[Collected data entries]
++++++++
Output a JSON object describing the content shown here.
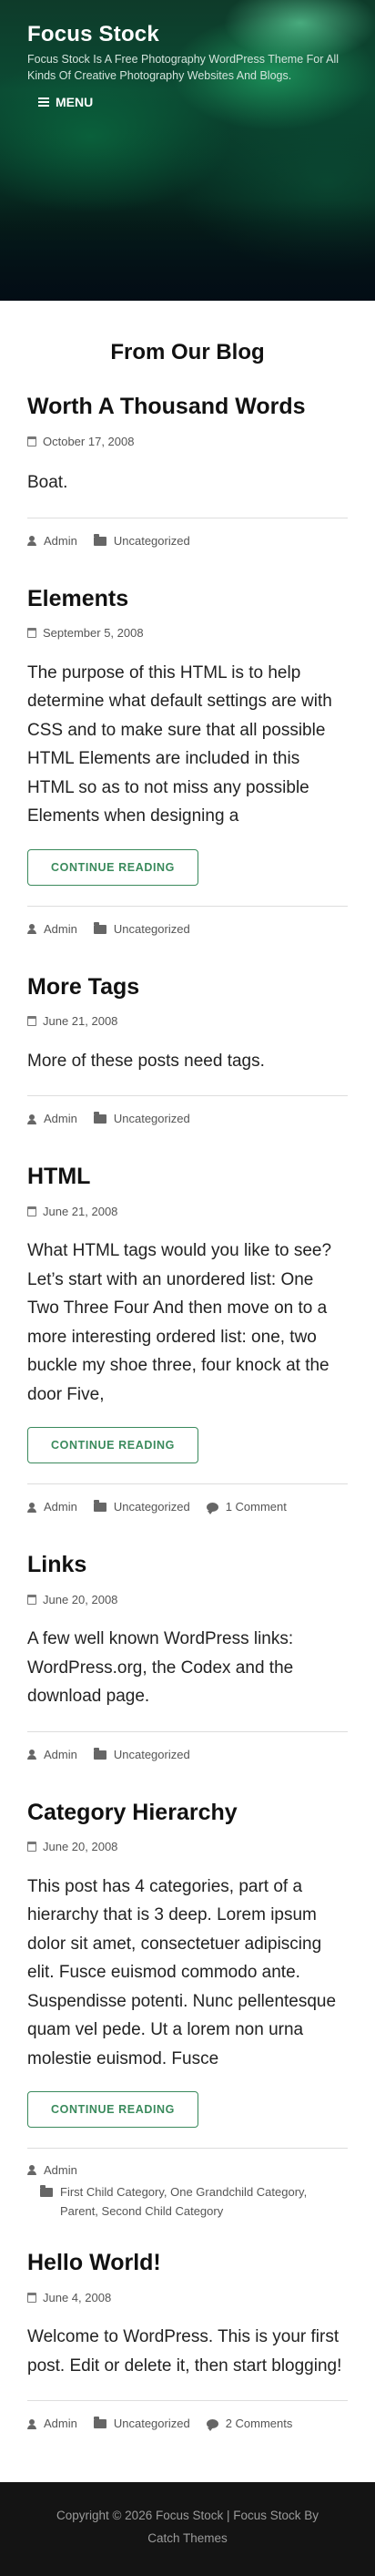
{
  "header": {
    "site_title": "Focus Stock",
    "site_description": "Focus Stock Is A Free Photography WordPress Theme For All Kinds Of Creative Photography Websites And Blogs.",
    "menu_label": "MENU"
  },
  "section_title": "From Our Blog",
  "read_more_label": "CONTINUE READING",
  "posts": [
    {
      "title": "Worth A Thousand Words",
      "date": "October 17, 2008",
      "excerpt": "Boat.",
      "author": "Admin",
      "category": "Uncategorized"
    },
    {
      "title": "Elements",
      "date": "September 5, 2008",
      "excerpt": "The purpose of this HTML is to help determine what default settings are with CSS and to make sure that all possible HTML Elements are included in this HTML so as to not miss any possible Elements when designing a",
      "author": "Admin",
      "category": "Uncategorized"
    },
    {
      "title": "More Tags",
      "date": "June 21, 2008",
      "excerpt": "More of these posts need tags.",
      "author": "Admin",
      "category": "Uncategorized"
    },
    {
      "title": "HTML",
      "date": "June 21, 2008",
      "excerpt": "What HTML tags would you like to see? Let’s start with an unordered list: One Two Three Four And then move on to a more interesting ordered list: one, two buckle my shoe three, four knock at the door Five,",
      "author": "Admin",
      "category": "Uncategorized",
      "comments": "1 Comment"
    },
    {
      "title": "Links",
      "date": "June 20, 2008",
      "excerpt": "A few well known WordPress links: WordPress.org, the Codex and the download page.",
      "author": "Admin",
      "category": "Uncategorized"
    },
    {
      "title": "Category Hierarchy",
      "date": "June 20, 2008",
      "excerpt": "This post has 4 categories, part of a hierarchy that is 3 deep. Lorem ipsum dolor sit amet, consectetuer adipiscing elit. Fusce euismod commodo ante. Suspendisse potenti. Nunc pellentesque quam vel pede. Ut a lorem non urna molestie euismod. Fusce",
      "author": "Admin",
      "categories": "First Child Category, One Grandchild Category, Parent, Second Child Category"
    },
    {
      "title": "Hello World!",
      "date": "June 4, 2008",
      "excerpt": "Welcome to WordPress. This is your first post. Edit or delete it, then start blogging!",
      "author": "Admin",
      "category": "Uncategorized",
      "comments": "2 Comments"
    }
  ],
  "footer": {
    "copyright": "Copyright © 2026 Focus Stock | Focus Stock By Catch Themes"
  },
  "colors": {
    "accent": "#3a8a5c",
    "footer_bg": "#141414"
  }
}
++++++++
= JOB =
Reply with one number only: how many lines of the listing hold "that"?

= COMPLETE ANSWER =
2